- _GOAL_
Print, exactly and completely, every entry in the data.

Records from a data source
## start
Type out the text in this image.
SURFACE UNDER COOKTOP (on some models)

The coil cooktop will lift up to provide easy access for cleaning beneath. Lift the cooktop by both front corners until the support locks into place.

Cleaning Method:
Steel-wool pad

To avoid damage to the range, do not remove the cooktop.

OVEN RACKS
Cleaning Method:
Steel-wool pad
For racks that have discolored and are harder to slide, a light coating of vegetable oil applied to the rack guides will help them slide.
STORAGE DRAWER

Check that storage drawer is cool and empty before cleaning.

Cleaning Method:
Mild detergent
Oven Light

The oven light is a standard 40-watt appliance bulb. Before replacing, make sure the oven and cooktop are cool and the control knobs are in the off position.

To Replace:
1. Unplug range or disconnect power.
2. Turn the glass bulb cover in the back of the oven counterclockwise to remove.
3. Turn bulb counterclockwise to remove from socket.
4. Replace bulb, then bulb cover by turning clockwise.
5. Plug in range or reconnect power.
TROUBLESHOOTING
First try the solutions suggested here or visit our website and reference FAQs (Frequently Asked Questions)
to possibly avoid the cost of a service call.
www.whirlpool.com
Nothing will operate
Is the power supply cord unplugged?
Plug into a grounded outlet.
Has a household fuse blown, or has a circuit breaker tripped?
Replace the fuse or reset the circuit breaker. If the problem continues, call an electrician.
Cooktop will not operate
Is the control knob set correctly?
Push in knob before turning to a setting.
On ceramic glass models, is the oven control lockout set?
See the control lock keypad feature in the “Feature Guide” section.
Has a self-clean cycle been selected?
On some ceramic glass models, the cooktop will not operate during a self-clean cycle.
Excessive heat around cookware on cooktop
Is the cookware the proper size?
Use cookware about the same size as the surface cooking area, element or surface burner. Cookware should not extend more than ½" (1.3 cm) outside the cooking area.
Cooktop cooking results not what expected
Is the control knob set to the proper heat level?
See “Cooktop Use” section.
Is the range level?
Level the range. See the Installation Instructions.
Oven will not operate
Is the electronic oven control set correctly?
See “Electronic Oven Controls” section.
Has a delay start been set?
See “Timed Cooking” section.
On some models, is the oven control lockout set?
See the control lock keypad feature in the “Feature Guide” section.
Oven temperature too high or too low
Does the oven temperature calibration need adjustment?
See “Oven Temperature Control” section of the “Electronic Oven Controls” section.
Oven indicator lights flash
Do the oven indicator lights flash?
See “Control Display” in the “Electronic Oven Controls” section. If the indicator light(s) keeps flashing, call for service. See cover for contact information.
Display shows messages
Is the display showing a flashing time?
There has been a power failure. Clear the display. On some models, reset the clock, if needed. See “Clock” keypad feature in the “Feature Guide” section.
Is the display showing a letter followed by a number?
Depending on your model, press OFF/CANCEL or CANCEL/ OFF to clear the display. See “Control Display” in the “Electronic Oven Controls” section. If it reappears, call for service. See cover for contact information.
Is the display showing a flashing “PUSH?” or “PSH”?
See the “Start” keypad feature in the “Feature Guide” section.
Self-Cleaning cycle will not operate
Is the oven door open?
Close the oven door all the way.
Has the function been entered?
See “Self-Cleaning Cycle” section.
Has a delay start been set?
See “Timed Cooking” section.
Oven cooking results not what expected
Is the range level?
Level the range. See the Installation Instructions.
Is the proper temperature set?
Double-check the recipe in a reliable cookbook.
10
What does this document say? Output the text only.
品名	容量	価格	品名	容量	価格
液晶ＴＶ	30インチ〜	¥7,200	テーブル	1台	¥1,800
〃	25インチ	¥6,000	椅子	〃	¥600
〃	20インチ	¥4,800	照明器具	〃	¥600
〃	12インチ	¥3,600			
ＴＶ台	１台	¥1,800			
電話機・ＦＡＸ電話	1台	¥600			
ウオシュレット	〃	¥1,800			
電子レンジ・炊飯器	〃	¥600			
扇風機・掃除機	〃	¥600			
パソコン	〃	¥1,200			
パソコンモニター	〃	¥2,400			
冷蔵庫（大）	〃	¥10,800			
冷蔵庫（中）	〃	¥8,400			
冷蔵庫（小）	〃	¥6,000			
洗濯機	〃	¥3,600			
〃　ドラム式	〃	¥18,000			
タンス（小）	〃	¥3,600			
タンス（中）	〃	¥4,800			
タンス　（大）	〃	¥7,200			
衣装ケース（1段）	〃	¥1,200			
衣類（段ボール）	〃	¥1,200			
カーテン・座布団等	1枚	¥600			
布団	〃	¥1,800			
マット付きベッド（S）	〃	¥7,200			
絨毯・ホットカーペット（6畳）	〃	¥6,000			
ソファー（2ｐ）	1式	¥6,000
## end
- _ANSWER TO THIS PROBLEM_
Type out the text in this image.
SURFACE UNDER COOKTOP (on some models)

The coil cooktop will lift up to provide easy access for cleaning beneath. Lift the cooktop by both front corners until the support locks into place.

Cleaning Method:
Steel-wool pad

To avoid damage to the range, do not remove the cooktop.

OVEN RACKS
Cleaning Method:
Steel-wool pad
For racks that have discolored and are harder to slide, a light coating of vegetable oil applied to the rack guides will help them slide.
STORAGE DRAWER

Check that storage drawer is cool and empty before cleaning.

Cleaning Method:
Mild detergent
Oven Light

The oven light is a standard 40-watt appliance bulb. Before replacing, make sure the oven and cooktop are cool and the control knobs are in the off position.

To Replace:
1. Unplug range or disconnect power.
2. Turn the glass bulb cover in the back of the oven counterclockwise to remove.
3. Turn bulb counterclockwise to remove from socket.
4. Replace bulb, then bulb cover by turning clockwise.
5. Plug in range or reconnect power.
TROUBLESHOOTING
First try the solutions suggested here or visit our website and reference FAQs (Frequently Asked Questions)
to possibly avoid the cost of a service call.
www.whirlpool.com
Nothing will operate
Is the power supply cord unplugged?
Plug into a grounded outlet.
Has a household fuse blown, or has a circuit breaker tripped?
Replace the fuse or reset the circuit breaker. If the problem continues, call an electrician.
Cooktop will not operate
Is the control knob set correctly?
Push in knob before turning to a setting.
On ceramic glass models, is the oven control lockout set?
See the control lock keypad feature in the “Feature Guide” section.
Has a self-clean cycle been selected?
On some ceramic glass models, the cooktop will not operate during a self-clean cycle.
Excessive heat around cookware on cooktop
Is the cookware the proper size?
Use cookware about the same size as the surface cooking area, element or surface burner. Cookware should not extend more than ½" (1.3 cm) outside the cooking area.
Cooktop cooking results not what expected
Is the control knob set to the proper heat level?
See “Cooktop Use” section.
Is the range level?
Level the range. See the Installation Instructions.
Oven will not operate
Is the electronic oven control set correctly?
See “Electronic Oven Controls” section.
Has a delay start been set?
See “Timed Cooking” section.
On some models, is the oven control lockout set?
See the control lock keypad feature in the “Feature Guide” section.
Oven temperature too high or too low
Does the oven temperature calibration need adjustment?
See “Oven Temperature Control” section of the “Electronic Oven Controls” section.
Oven indicator lights flash
Do the oven indicator lights flash?
See “Control Display” in the “Electronic Oven Controls” section. If the indicator light(s) keeps flashing, call for service. See cover for contact information.
Display shows messages
Is the display showing a flashing time?
There has been a power failure. Clear the display. On some models, reset the clock, if needed. See “Clock” keypad feature in the “Feature Guide” section.
Is the display showing a letter followed by a number?
Depending on your model, press OFF/CANCEL or CANCEL/ OFF to clear the display. See “Control Display” in the “Electronic Oven Controls” section. If it reappears, call for service. See cover for contact information.
Is the display showing a flashing “PUSH?” or “PSH”?
See the “Start” keypad feature in the “Feature Guide” section.
Self-Cleaning cycle will not operate
Is the oven door open?
Close the oven door all the way.
Has the function been entered?
See “Self-Cleaning Cycle” section.
Has a delay start been set?
See “Timed Cooking” section.
Oven cooking results not what expected
Is the range level?
Level the range. See the Installation Instructions.
Is the proper temperature set?
Double-check the recipe in a reliable cookbook.
10
What does this document say? Output the text only.
品名	容量	価格	品名	容量	価格
液晶ＴＶ	30インチ〜	¥7,200	テーブル	1台	¥1,800
〃	25インチ	¥6,000	椅子	〃	¥600
〃	20インチ	¥4,800	照明器具	〃	¥600
〃	12インチ	¥3,600			
ＴＶ台	１台	¥1,800			
電話機・ＦＡＸ電話	1台	¥600			
ウオシュレット	〃	¥1,800			
電子レンジ・炊飯器	〃	¥600			
扇風機・掃除機	〃	¥600			
パソコン	〃	¥1,200			
パソコンモニター	〃	¥2,400			
冷蔵庫（大）	〃	¥10,800			
冷蔵庫（中）	〃	¥8,400			
冷蔵庫（小）	〃	¥6,000			
洗濯機	〃	¥3,600			
〃　ドラム式	〃	¥18,000			
タンス（小）	〃	¥3,600			
タンス（中）	〃	¥4,800			
タンス　（大）	〃	¥7,200			
衣装ケース（1段）	〃	¥1,200			
衣類（段ボール）	〃	¥1,200			
カーテン・座布団等	1枚	¥600			
布団	〃	¥1,800			
マット付きベッド（S）	〃	¥7,200			
絨毯・ホットカーペット（6畳）	〃	¥6,000			
ソファー（2ｐ）	1式	¥6,000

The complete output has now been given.